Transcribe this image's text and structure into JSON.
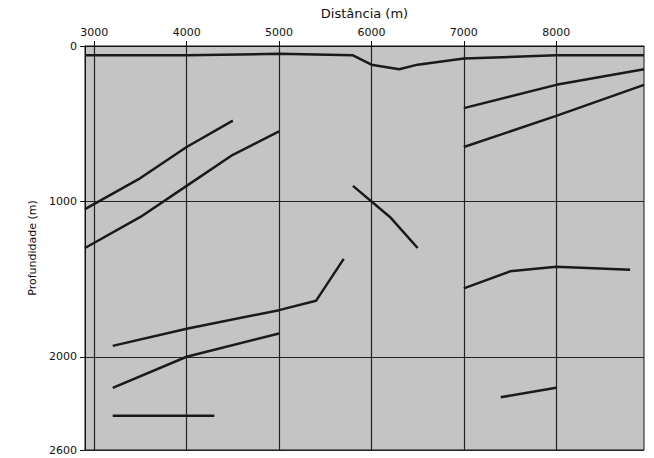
{
  "chart_data": {
    "type": "line",
    "x_label": "Distância (m)",
    "y_label": "Profundidade (m)",
    "xlim": [
      2900,
      8950
    ],
    "xticks": [
      3000,
      4000,
      5000,
      6000,
      7000,
      8000
    ],
    "ylim": [
      0,
      2600
    ],
    "yticks": [
      0,
      1000,
      2000
    ],
    "grid": true,
    "color": "#1a1a1a",
    "series": [
      {
        "x": [
          2900,
          4000,
          5000,
          5800,
          6000,
          6300,
          6500,
          7000,
          8000,
          8950
        ],
        "values": [
          60,
          60,
          50,
          60,
          120,
          150,
          120,
          80,
          60,
          60
        ]
      },
      {
        "x": [
          2900,
          3500,
          4000,
          4500
        ],
        "values": [
          1050,
          850,
          650,
          480
        ]
      },
      {
        "x": [
          2900,
          3500,
          4000,
          4500,
          5000
        ],
        "values": [
          1300,
          1100,
          900,
          700,
          550
        ]
      },
      {
        "x": [
          3200,
          4000,
          5000,
          5400,
          5700
        ],
        "values": [
          1930,
          1820,
          1700,
          1640,
          1370
        ]
      },
      {
        "x": [
          3200,
          4000,
          5000
        ],
        "values": [
          2200,
          2000,
          1850
        ]
      },
      {
        "x": [
          3200,
          4300
        ],
        "values": [
          2380,
          2380
        ]
      },
      {
        "x": [
          5800,
          6200,
          6500
        ],
        "values": [
          900,
          1100,
          1300
        ]
      },
      {
        "x": [
          7000,
          8000,
          8950
        ],
        "values": [
          650,
          450,
          250
        ]
      },
      {
        "x": [
          7000,
          8000,
          8950
        ],
        "values": [
          400,
          250,
          150
        ]
      },
      {
        "x": [
          7000,
          7500,
          8000,
          8800
        ],
        "values": [
          1560,
          1450,
          1420,
          1440
        ]
      },
      {
        "x": [
          7400,
          8000
        ],
        "values": [
          2260,
          2200
        ]
      }
    ]
  }
}
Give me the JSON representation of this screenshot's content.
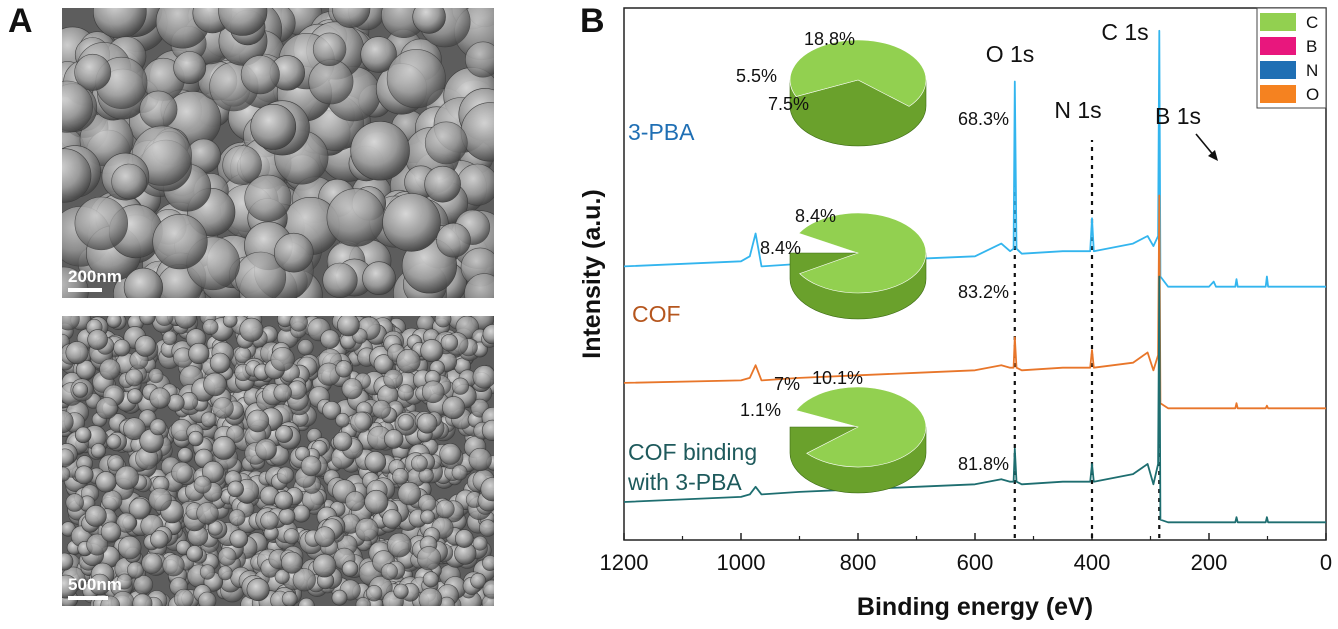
{
  "panels": {
    "a_label": "A",
    "b_label": "B"
  },
  "sem": {
    "top_scale": "200nm",
    "bottom_scale": "500nm"
  },
  "colors": {
    "C": "#92d050",
    "B": "#e8177d",
    "N": "#1f6fb4",
    "O": "#f58220",
    "spec_3pba": "#33b5ee",
    "spec_cof": "#e8762a",
    "spec_binding": "#1e6e70",
    "label_3pba": "#1f6fb4",
    "label_cof": "#b5561e",
    "label_binding": "#1e5a5c"
  },
  "chart_data": {
    "type": "line",
    "xlabel": "Binding energy (eV)",
    "ylabel": "Intensity (a.u.)",
    "xlim": [
      1200,
      0
    ],
    "x_ticks": [
      "1200",
      "1000",
      "800",
      "600",
      "400",
      "200",
      "0"
    ],
    "legend": {
      "placement": "top-right",
      "entries": [
        {
          "label": "C",
          "color": "#92d050"
        },
        {
          "label": "B",
          "color": "#e8177d"
        },
        {
          "label": "N",
          "color": "#1f6fb4"
        },
        {
          "label": "O",
          "color": "#f58220"
        }
      ]
    },
    "peak_labels": [
      {
        "text": "O 1s",
        "x": 532
      },
      {
        "text": "N 1s",
        "x": 400
      },
      {
        "text": "C 1s",
        "x": 285
      },
      {
        "text": "B 1s",
        "x": 190
      }
    ],
    "dotted_lines_x": [
      532,
      400,
      285
    ],
    "series": [
      {
        "name": "3-PBA",
        "points": [
          [
            1200,
            0.68
          ],
          [
            1000,
            0.7
          ],
          [
            985,
            0.72
          ],
          [
            975,
            0.81
          ],
          [
            965,
            0.68
          ],
          [
            900,
            0.69
          ],
          [
            800,
            0.71
          ],
          [
            700,
            0.71
          ],
          [
            600,
            0.72
          ],
          [
            555,
            0.77
          ],
          [
            540,
            0.74
          ],
          [
            534,
            0.75
          ],
          [
            532,
            1.41
          ],
          [
            529,
            0.75
          ],
          [
            520,
            0.73
          ],
          [
            450,
            0.74
          ],
          [
            403,
            0.74
          ],
          [
            400,
            0.87
          ],
          [
            397,
            0.74
          ],
          [
            330,
            0.77
          ],
          [
            305,
            0.8
          ],
          [
            295,
            0.76
          ],
          [
            287,
            0.8
          ],
          [
            285,
            1.61
          ],
          [
            283,
            0.64
          ],
          [
            270,
            0.6
          ],
          [
            200,
            0.6
          ],
          [
            192,
            0.62
          ],
          [
            188,
            0.6
          ],
          [
            155,
            0.6
          ],
          [
            153,
            0.63
          ],
          [
            151,
            0.6
          ],
          [
            103,
            0.6
          ],
          [
            101,
            0.64
          ],
          [
            99,
            0.6
          ],
          [
            0,
            0.6
          ]
        ]
      },
      {
        "name": "COF",
        "points": [
          [
            1200,
            0.22
          ],
          [
            1000,
            0.23
          ],
          [
            985,
            0.24
          ],
          [
            975,
            0.29
          ],
          [
            965,
            0.23
          ],
          [
            900,
            0.24
          ],
          [
            800,
            0.25
          ],
          [
            700,
            0.26
          ],
          [
            600,
            0.27
          ],
          [
            555,
            0.29
          ],
          [
            540,
            0.28
          ],
          [
            534,
            0.28
          ],
          [
            532,
            0.4
          ],
          [
            529,
            0.28
          ],
          [
            520,
            0.27
          ],
          [
            450,
            0.28
          ],
          [
            403,
            0.28
          ],
          [
            400,
            0.35
          ],
          [
            397,
            0.28
          ],
          [
            330,
            0.3
          ],
          [
            305,
            0.34
          ],
          [
            295,
            0.27
          ],
          [
            287,
            0.33
          ],
          [
            285,
            0.96
          ],
          [
            283,
            0.14
          ],
          [
            270,
            0.12
          ],
          [
            155,
            0.12
          ],
          [
            153,
            0.14
          ],
          [
            151,
            0.12
          ],
          [
            103,
            0.12
          ],
          [
            101,
            0.13
          ],
          [
            99,
            0.12
          ],
          [
            0,
            0.12
          ]
        ]
      },
      {
        "name": "COF binding with 3-PBA",
        "points": [
          [
            1200,
            -0.25
          ],
          [
            1000,
            -0.23
          ],
          [
            985,
            -0.22
          ],
          [
            975,
            -0.19
          ],
          [
            965,
            -0.22
          ],
          [
            900,
            -0.21
          ],
          [
            800,
            -0.2
          ],
          [
            700,
            -0.19
          ],
          [
            600,
            -0.18
          ],
          [
            555,
            -0.16
          ],
          [
            540,
            -0.17
          ],
          [
            534,
            -0.17
          ],
          [
            532,
            -0.04
          ],
          [
            529,
            -0.17
          ],
          [
            520,
            -0.18
          ],
          [
            450,
            -0.17
          ],
          [
            403,
            -0.17
          ],
          [
            400,
            -0.1
          ],
          [
            397,
            -0.17
          ],
          [
            330,
            -0.14
          ],
          [
            305,
            -0.1
          ],
          [
            295,
            -0.18
          ],
          [
            287,
            -0.1
          ],
          [
            285,
            0.64
          ],
          [
            283,
            -0.32
          ],
          [
            270,
            -0.33
          ],
          [
            155,
            -0.33
          ],
          [
            153,
            -0.31
          ],
          [
            151,
            -0.33
          ],
          [
            103,
            -0.33
          ],
          [
            101,
            -0.31
          ],
          [
            99,
            -0.33
          ],
          [
            0,
            -0.33
          ]
        ]
      }
    ],
    "series_labels": [
      {
        "lines": [
          "3-PBA"
        ]
      },
      {
        "lines": [
          "COF"
        ]
      },
      {
        "lines": [
          "COF binding",
          "with 3-PBA"
        ]
      }
    ],
    "pies": [
      {
        "for": "3-PBA",
        "slices": [
          {
            "label": "C",
            "value": 68.3
          },
          {
            "label": "B",
            "value": 7.5
          },
          {
            "label": "N",
            "value": 5.5
          },
          {
            "label": "O",
            "value": 18.8
          }
        ],
        "value_labels": [
          "68.3%",
          "7.5%",
          "5.5%",
          "18.8%"
        ]
      },
      {
        "for": "COF",
        "slices": [
          {
            "label": "C",
            "value": 83.2
          },
          {
            "label": "B",
            "value": 0
          },
          {
            "label": "N",
            "value": 8.4
          },
          {
            "label": "O",
            "value": 8.4
          }
        ],
        "value_labels": [
          "83.2%",
          "8.4%",
          "8.4%"
        ]
      },
      {
        "for": "COF binding with 3-PBA",
        "slices": [
          {
            "label": "C",
            "value": 81.8
          },
          {
            "label": "B",
            "value": 1.1
          },
          {
            "label": "N",
            "value": 7
          },
          {
            "label": "O",
            "value": 10.1
          }
        ],
        "value_labels": [
          "81.8%",
          "1.1%",
          "7%",
          "10.1%"
        ]
      }
    ]
  }
}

######

* THE TASK: In the material above, show every line where the word "JSON" turns up.

* WRITTEN RESPONSE:
Transcribe this image's text and structure into JSON.
Give me the JSON representation of this screenshot's content.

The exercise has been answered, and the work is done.